== Фрагмент текста ==
После журналов
г-жи Ишимовой самый старший из детских
журналов -- "Журнал для детей" г. Чистякова.
Он издается уже лет десять, несколько
раз менял свой формат и сроки выхода,
утратил даже одного из первоначальных
редакторов -- г. Разина; но постоянно был
верен своему направлению. Ныне он выходит
еженедельно, по листу большого формата,
в два столбца; в программе его по-прежнему
остается "духовное, нравственное, историческое,
естествоописательное и литературное
чтение". Кто хотя поверхностно просматривал
этот журнал за прежние годы, тот, конечно,
заметил, что самая лучшая его сторона
всегда была -- естественноисторическая,
и самая слабая -- духовная и литературная.
К сожалению, в последние два года, после
отказа г. Разина от редакции, статьи по
естественным наукам появляются в "Журнале
для детей" все реже и реже, а нравственные
размышления и беллетристические статьи
все чаще. В первом полугодии журнала за
нынешний год помещено только две значительные
статьи по естественным наукам: "Термиты"
и "Пеликан". Кроме того, был небольшой
анекдот о боа да еще полуестественная,
полуфантастическая статейка об инстинкте.
Вот и все. И едва ли это не любопытнейшие
и не полезнейшие статьи во всех двадцати
четырех номерах журнала. Остальное заключается
в трех или четырех статейках исторического
свойства, в нескольких повестях раздирательного
и мистического характера да в удивительнейшей
статье, которую трудно причислить к какому-либо
разряду: "Что мне особенно бросилось
в глаза за границей". Возьмем несколько
примеров из каждого рода статей, чтобы
дать понятие о составе и характере журнала.
В первых двух
нумерах помещена повесть "Волк не волк,
человек не человек". Содержание ее
вот в чем. Одна знатная дама, испугавшись
появления у себя в косе седого волоса,
призвала волшебницу, чтобы купить себе
вечную красоту. Волшебница согласилась
на это с одним условием, чтобы дама отдала
ей своего сына. Дама отдала; тогда волшебница
смыла с него воду святого крещения, и
он сделался оборотнем. Он жил при дворе,
отличался всеми возможными доблестями,
но в известное время пропадал и в виде
волка рыскал по лесу. Когда период бешенства
проходил, он отыскивал свое платье под
одним камнем и опять превращался в человека.

== Исходные данные ==
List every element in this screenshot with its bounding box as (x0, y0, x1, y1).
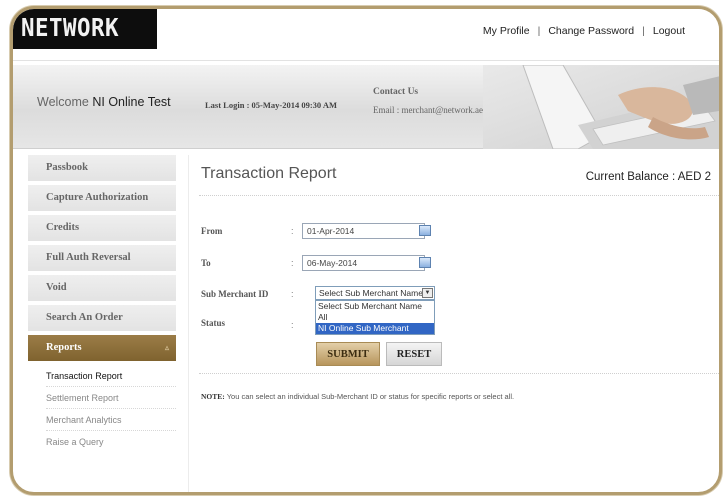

== Задания к выполнению ==
(1) Какие две значительные статьи по естественным наукам, согласно фрагменту о детских журналах, были помещены в «Журнале для детей» в первом полугодии нынешнего года?
(2) Продолжите фрагмент о детских журналах, начиная сразу после его последнего предложения.
Листинг не связан с фрагментом о детских журналах.

== Письменные ответы ==
(1) «Термиты» и «Пеликан».

(2)
Одна из придворных девиц влюбилась в
рыцаря-оборотня, которого звали Мериадеком,
и выведала его тайну. Рассказ Мериадека
подслушала другая девушка, кузина первой,
и решилась им воспользоваться. Она узнала,
что оборотень не может уже сделаться
человеком, если унести ето платье; узнала
также, что оборотень избавится от способности
превращаться в волка, если его истинно
полюбит и выйдет за него замуж какая-нибудь
девушка. На этом она построила свой план.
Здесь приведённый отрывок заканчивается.